## [PROBLEM TO SOLVE]
Wherever "content" appears in a line, list that line.

=== AVAILABLE DATA ===

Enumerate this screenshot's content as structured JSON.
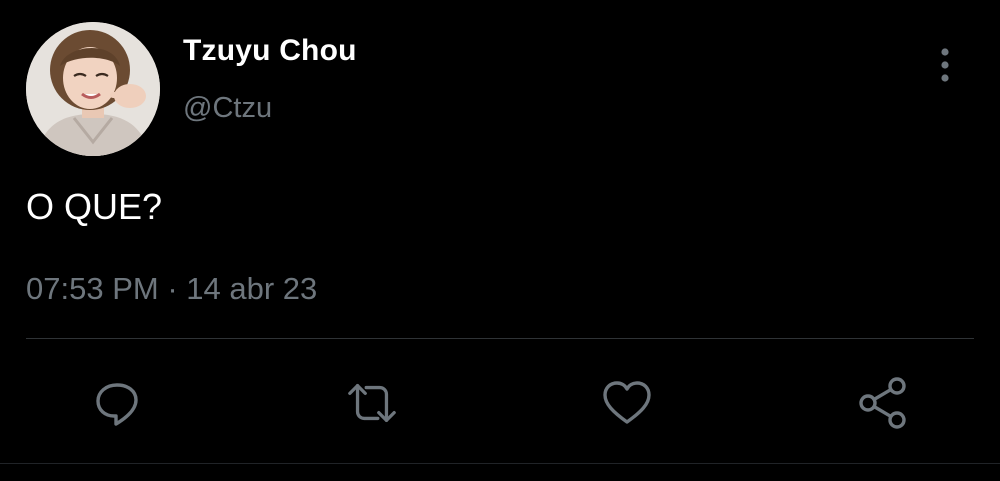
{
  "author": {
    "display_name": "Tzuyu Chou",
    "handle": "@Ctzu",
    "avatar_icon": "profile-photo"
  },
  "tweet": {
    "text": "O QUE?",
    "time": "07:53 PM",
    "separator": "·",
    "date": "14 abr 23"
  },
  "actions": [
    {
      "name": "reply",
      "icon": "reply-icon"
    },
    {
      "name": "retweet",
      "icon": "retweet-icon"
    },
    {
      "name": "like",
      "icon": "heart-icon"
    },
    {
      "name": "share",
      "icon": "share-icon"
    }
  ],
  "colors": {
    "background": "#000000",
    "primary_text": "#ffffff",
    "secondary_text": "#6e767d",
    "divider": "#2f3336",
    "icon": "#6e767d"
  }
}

===
=== AVAILABLE DATA ===

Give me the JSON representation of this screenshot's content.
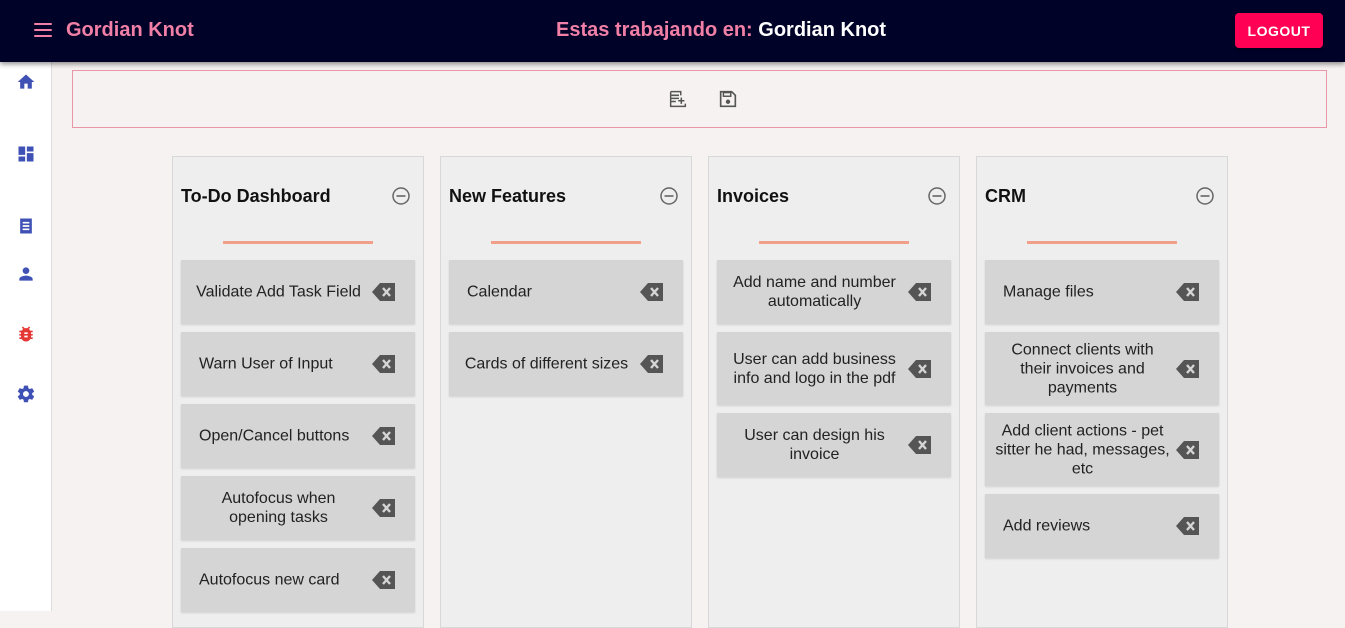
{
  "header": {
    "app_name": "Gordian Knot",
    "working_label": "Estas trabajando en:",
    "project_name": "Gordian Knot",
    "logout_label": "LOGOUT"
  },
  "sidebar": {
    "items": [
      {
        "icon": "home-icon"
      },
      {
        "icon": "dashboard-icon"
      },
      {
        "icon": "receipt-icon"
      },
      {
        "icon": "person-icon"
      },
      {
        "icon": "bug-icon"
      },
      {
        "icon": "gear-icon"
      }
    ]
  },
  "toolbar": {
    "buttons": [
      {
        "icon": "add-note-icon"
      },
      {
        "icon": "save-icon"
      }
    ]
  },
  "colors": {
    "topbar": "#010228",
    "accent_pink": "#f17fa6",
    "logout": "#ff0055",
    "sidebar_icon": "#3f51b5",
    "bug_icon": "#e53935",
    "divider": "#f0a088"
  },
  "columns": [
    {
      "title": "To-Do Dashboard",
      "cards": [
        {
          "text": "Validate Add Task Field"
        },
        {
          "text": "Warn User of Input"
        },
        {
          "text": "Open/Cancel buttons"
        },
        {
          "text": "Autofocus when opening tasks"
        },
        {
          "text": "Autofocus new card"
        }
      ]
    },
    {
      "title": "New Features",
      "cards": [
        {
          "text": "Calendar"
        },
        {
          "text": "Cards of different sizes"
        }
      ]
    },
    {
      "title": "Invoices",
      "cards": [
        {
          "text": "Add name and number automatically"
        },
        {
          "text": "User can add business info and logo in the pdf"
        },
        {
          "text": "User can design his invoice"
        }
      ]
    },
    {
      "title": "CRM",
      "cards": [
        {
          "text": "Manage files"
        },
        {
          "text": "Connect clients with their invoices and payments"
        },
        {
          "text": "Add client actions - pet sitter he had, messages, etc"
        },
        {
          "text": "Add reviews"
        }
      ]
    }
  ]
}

===

## [EXERCISE ANSWER]
Enumerate this screenshot's content as structured JSON.
Give me the JSON representation of this screenshot's content.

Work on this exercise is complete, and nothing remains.